→ The exercise
Find the lines that contain the word "minimum" and copy each one.

→ Data
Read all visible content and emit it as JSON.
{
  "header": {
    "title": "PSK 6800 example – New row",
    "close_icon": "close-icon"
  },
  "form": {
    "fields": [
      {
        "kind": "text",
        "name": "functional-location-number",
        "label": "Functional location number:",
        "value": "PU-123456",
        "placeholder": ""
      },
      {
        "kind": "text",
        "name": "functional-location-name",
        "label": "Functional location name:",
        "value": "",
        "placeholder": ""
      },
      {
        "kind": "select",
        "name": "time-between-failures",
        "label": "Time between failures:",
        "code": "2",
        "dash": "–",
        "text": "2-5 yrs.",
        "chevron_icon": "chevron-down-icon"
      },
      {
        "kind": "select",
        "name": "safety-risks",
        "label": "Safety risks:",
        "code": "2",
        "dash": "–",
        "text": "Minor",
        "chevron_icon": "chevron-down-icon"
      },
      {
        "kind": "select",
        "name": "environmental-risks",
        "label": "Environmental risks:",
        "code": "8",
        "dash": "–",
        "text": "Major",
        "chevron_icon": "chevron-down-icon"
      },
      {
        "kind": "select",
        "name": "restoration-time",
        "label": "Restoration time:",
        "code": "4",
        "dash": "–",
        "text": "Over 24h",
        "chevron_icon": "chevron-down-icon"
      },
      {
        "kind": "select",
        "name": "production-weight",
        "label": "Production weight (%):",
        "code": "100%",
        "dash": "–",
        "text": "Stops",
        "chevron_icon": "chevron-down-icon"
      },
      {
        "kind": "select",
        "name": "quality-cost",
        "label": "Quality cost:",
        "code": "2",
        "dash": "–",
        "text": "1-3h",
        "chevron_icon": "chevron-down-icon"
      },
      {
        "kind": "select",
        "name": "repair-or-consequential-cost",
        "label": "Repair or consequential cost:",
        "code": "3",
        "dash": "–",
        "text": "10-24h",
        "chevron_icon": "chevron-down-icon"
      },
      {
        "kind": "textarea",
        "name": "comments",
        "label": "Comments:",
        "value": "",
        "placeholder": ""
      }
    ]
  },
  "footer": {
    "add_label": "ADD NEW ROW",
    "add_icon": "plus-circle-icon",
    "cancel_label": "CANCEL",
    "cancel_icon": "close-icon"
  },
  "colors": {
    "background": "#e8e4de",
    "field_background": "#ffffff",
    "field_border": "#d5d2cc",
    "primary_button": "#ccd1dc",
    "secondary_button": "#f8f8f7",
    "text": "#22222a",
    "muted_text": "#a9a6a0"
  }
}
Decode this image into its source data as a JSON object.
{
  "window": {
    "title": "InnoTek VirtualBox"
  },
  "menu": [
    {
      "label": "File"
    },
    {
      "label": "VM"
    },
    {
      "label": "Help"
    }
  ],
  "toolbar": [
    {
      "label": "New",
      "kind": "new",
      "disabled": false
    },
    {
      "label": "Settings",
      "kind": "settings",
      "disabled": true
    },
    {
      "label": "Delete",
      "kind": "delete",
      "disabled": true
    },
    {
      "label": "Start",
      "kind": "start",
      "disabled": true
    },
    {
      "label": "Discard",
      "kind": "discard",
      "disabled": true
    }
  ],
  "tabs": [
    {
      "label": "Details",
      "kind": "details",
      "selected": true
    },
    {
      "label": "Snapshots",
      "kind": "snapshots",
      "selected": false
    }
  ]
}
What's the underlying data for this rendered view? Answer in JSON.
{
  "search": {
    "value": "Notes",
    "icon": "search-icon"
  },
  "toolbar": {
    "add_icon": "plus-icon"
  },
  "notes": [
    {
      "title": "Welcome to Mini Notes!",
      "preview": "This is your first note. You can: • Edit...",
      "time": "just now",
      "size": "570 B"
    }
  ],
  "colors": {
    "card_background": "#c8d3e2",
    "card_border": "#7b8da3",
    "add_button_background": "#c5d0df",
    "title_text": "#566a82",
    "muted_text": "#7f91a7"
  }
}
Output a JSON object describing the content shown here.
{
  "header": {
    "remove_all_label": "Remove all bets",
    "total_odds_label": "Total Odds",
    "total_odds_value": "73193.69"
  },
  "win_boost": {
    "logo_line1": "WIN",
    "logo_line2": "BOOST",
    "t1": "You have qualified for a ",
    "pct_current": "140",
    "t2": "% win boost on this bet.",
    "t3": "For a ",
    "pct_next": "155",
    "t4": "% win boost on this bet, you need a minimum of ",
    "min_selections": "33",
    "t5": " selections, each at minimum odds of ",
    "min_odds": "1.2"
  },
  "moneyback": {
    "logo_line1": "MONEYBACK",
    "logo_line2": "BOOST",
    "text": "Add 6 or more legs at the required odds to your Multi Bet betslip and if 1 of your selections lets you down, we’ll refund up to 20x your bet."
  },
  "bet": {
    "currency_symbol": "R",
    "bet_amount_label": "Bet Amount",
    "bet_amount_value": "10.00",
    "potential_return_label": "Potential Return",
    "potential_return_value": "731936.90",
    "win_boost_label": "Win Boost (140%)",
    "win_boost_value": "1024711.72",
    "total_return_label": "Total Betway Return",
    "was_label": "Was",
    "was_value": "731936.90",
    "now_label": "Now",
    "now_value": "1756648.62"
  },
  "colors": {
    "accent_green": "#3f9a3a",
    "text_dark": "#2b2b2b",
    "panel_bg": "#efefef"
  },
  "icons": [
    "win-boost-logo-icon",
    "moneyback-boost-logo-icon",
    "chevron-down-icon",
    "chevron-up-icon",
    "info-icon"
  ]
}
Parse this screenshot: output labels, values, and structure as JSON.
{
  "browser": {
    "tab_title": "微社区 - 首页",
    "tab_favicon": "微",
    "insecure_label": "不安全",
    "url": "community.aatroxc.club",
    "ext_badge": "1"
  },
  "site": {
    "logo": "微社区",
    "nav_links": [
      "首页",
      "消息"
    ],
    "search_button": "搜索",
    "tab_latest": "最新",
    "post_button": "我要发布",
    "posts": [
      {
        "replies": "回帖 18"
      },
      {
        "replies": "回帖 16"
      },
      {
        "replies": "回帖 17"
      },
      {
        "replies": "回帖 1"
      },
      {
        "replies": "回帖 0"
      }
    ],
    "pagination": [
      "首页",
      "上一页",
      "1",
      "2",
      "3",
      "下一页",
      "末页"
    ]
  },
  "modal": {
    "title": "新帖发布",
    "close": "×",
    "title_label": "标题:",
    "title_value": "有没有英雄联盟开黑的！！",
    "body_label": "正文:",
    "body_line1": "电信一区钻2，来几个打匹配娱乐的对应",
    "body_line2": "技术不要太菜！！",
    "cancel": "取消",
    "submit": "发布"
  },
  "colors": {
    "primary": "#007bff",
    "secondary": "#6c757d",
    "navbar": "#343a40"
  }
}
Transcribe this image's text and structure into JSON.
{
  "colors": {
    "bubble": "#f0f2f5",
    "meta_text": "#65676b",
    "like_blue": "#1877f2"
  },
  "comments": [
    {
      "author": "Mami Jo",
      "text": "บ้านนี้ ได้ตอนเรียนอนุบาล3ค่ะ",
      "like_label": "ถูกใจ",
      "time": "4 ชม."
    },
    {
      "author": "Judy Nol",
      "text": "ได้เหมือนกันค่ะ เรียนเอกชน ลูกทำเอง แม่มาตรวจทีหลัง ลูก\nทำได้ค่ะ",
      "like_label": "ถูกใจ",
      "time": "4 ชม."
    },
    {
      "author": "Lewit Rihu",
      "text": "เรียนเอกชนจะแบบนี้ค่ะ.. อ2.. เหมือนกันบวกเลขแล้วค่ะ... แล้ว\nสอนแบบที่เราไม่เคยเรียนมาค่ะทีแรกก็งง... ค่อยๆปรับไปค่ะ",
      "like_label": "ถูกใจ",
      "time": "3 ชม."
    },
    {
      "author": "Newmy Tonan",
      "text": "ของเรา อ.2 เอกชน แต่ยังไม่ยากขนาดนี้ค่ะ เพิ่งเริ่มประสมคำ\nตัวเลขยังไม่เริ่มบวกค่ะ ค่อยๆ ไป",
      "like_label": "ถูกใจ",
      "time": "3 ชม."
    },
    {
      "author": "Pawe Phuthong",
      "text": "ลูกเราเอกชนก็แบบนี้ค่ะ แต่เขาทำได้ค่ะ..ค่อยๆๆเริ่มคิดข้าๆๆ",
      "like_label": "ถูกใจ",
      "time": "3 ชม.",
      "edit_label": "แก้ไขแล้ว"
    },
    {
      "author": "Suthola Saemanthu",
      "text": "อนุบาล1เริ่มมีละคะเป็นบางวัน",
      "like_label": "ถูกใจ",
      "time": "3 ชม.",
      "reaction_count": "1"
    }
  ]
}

→ Task result
    "t4": "% win boost on this bet, you need a minimum of ",
    "t5": " selections, each at minimum odds of ",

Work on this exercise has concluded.